Work to be completed >>
Look through the records below, and copy out every line that holds the string "this".

Source data >>
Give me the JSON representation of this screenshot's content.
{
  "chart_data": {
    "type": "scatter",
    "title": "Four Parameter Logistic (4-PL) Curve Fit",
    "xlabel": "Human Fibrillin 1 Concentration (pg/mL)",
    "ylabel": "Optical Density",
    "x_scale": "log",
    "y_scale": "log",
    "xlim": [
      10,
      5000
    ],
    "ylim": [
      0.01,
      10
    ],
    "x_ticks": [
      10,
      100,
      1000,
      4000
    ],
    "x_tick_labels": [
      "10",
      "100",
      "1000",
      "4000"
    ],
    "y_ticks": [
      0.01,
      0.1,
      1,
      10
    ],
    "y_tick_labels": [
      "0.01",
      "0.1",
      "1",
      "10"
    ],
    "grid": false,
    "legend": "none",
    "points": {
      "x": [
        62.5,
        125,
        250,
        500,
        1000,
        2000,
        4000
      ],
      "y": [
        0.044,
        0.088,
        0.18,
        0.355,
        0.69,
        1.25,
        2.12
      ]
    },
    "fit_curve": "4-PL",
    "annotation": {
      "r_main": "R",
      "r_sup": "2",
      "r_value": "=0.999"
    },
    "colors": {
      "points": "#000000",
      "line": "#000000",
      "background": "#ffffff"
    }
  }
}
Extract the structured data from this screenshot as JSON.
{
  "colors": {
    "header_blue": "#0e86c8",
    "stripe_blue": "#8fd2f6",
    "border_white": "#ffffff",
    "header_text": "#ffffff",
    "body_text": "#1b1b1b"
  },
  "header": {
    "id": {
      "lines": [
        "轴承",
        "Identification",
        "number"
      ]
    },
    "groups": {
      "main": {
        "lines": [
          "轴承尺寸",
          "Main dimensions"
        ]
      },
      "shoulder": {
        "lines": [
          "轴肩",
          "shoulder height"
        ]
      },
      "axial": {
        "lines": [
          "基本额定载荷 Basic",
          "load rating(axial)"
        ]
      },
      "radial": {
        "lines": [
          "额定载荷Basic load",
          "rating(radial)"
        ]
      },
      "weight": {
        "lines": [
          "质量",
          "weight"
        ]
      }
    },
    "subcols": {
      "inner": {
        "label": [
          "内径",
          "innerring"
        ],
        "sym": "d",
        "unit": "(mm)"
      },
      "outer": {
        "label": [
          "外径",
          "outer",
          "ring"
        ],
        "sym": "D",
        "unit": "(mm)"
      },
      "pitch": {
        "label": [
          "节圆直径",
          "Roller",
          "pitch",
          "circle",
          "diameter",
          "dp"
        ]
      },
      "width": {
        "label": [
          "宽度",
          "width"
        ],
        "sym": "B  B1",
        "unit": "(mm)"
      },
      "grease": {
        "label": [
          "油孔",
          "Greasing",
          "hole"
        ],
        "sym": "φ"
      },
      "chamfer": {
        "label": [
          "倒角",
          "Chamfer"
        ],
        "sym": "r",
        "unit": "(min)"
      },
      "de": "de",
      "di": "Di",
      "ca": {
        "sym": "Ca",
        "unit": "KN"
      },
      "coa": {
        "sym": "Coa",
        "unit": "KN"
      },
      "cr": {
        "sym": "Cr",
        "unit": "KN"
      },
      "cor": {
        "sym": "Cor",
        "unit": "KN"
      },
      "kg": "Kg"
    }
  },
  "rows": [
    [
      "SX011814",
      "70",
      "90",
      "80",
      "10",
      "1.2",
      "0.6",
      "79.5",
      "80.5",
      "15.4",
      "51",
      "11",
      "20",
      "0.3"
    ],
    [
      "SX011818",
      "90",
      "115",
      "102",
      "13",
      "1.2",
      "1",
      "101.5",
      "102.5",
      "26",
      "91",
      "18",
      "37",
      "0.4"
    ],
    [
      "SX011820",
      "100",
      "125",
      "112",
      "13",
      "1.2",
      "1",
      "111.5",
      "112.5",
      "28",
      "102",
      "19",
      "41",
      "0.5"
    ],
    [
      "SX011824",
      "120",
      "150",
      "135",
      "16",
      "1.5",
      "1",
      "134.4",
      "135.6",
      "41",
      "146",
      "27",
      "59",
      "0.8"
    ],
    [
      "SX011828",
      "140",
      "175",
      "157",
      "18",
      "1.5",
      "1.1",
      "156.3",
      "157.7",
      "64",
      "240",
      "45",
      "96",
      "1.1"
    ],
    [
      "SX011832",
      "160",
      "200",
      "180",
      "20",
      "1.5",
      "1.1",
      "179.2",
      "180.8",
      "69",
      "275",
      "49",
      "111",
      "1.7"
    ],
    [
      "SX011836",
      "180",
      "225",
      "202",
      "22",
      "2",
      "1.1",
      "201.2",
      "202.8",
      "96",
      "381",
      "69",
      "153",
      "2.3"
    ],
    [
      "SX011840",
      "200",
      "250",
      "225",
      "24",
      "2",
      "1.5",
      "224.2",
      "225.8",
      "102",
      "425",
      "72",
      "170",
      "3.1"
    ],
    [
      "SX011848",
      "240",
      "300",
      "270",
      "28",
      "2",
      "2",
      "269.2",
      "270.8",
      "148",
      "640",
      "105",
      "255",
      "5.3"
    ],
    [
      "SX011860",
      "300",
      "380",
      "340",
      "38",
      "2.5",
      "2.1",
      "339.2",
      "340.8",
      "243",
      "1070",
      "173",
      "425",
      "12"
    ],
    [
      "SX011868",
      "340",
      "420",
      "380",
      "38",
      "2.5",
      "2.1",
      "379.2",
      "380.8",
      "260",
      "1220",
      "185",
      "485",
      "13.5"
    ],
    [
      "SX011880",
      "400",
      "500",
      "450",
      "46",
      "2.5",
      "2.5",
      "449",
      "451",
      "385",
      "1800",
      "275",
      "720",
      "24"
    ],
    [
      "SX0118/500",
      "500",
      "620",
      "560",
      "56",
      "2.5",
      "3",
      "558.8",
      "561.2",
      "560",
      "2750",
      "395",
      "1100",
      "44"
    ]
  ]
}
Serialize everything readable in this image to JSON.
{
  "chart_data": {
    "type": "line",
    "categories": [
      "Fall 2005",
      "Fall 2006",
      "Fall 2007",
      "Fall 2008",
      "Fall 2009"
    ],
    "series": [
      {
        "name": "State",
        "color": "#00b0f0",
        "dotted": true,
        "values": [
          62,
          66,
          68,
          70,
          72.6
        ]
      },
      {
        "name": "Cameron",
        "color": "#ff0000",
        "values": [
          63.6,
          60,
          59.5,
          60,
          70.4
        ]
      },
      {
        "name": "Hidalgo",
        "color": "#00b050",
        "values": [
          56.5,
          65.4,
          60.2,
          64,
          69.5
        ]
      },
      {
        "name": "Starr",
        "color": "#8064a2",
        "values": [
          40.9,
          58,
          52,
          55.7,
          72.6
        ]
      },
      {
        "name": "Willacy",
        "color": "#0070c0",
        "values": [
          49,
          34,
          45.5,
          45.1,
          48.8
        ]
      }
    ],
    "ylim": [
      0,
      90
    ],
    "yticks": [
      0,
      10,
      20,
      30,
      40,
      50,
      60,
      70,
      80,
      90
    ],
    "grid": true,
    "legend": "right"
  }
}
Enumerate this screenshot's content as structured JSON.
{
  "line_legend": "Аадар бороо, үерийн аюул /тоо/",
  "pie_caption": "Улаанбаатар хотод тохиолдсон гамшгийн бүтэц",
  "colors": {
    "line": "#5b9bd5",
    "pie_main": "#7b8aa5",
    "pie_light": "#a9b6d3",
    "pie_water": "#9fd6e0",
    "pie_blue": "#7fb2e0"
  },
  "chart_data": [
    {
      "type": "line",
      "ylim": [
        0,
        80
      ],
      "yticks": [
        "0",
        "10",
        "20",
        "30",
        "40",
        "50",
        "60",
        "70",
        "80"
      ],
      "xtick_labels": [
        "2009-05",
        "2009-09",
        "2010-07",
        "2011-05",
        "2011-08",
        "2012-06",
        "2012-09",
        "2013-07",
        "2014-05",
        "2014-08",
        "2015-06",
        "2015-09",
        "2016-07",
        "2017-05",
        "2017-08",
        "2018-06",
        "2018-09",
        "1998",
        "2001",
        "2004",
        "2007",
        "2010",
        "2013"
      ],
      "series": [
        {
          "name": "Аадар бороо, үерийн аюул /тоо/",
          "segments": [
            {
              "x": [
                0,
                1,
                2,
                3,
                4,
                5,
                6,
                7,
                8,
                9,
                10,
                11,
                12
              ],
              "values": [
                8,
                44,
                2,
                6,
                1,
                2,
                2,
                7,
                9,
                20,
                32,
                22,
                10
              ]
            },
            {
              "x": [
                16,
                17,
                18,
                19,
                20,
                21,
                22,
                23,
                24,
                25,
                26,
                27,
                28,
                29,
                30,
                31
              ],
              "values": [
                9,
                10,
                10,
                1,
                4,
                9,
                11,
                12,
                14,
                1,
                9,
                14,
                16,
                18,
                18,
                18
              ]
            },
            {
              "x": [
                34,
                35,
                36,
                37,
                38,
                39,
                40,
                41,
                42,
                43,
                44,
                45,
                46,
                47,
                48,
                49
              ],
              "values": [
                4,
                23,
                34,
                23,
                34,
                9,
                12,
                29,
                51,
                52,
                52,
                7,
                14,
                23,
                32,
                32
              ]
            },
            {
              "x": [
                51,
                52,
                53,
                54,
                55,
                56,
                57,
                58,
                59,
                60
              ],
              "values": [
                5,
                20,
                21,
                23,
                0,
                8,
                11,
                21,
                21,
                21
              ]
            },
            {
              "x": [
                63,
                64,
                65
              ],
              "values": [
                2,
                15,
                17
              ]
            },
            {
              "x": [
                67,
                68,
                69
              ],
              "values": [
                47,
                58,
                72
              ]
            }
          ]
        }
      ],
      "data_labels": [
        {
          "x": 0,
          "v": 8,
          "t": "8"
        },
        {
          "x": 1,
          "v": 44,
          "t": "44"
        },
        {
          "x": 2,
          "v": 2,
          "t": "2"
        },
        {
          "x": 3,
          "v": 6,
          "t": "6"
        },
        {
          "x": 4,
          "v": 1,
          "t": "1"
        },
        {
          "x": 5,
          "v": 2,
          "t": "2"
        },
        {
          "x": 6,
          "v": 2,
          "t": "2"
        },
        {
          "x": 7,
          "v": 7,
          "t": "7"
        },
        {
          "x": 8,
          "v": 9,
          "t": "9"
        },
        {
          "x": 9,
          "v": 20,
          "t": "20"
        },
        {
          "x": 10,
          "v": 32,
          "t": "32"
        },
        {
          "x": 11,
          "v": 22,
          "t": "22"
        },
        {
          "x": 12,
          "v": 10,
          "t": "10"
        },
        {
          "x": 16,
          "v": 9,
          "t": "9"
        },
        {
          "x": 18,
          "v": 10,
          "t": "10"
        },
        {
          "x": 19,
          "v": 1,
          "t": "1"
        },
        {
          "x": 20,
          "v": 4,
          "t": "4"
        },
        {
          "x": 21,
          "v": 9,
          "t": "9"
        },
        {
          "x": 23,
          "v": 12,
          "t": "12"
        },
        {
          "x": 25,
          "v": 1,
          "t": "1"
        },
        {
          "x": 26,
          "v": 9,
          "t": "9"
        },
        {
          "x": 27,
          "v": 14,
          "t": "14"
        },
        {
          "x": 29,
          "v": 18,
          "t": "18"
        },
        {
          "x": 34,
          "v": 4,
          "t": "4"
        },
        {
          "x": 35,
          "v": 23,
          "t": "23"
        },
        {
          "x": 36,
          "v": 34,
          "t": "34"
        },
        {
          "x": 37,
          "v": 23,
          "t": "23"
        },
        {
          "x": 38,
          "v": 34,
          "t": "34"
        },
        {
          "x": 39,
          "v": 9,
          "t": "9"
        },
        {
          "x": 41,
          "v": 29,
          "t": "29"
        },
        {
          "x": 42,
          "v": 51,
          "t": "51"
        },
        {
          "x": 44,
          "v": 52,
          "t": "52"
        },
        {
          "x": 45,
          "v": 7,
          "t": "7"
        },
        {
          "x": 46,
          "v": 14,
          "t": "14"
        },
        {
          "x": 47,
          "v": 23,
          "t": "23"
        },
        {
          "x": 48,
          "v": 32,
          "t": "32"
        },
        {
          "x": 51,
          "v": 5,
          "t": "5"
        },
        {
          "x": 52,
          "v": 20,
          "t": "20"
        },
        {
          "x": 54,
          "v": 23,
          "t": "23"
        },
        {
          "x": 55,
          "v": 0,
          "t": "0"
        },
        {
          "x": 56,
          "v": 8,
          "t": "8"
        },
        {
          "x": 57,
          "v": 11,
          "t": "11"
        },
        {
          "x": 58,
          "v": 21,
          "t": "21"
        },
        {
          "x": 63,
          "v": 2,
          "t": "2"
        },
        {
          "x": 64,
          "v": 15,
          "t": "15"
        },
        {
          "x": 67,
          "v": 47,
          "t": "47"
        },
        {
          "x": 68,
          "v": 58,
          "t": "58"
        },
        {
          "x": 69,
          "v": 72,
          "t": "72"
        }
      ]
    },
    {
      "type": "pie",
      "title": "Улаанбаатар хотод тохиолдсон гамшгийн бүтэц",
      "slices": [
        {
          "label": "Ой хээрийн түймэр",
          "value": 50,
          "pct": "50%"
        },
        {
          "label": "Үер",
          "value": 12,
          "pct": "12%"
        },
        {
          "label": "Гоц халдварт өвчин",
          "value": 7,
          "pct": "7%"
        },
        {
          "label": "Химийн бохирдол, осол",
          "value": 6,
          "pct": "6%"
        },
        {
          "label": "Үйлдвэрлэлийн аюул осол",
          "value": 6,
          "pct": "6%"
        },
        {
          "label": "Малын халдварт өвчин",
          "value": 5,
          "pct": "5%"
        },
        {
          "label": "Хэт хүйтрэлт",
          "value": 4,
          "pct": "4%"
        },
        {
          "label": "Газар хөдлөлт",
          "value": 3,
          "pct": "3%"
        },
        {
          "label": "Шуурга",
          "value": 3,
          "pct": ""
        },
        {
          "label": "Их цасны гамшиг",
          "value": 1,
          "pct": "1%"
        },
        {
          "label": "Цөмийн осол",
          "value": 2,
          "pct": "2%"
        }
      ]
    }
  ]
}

Task result >>
Give me the JSON representation of this screenshot's content.
Extract the structured data from this screenshot as JSON.
Serialize everything readable in this image to JSON.
Enumerate this screenshot's content as structured JSON.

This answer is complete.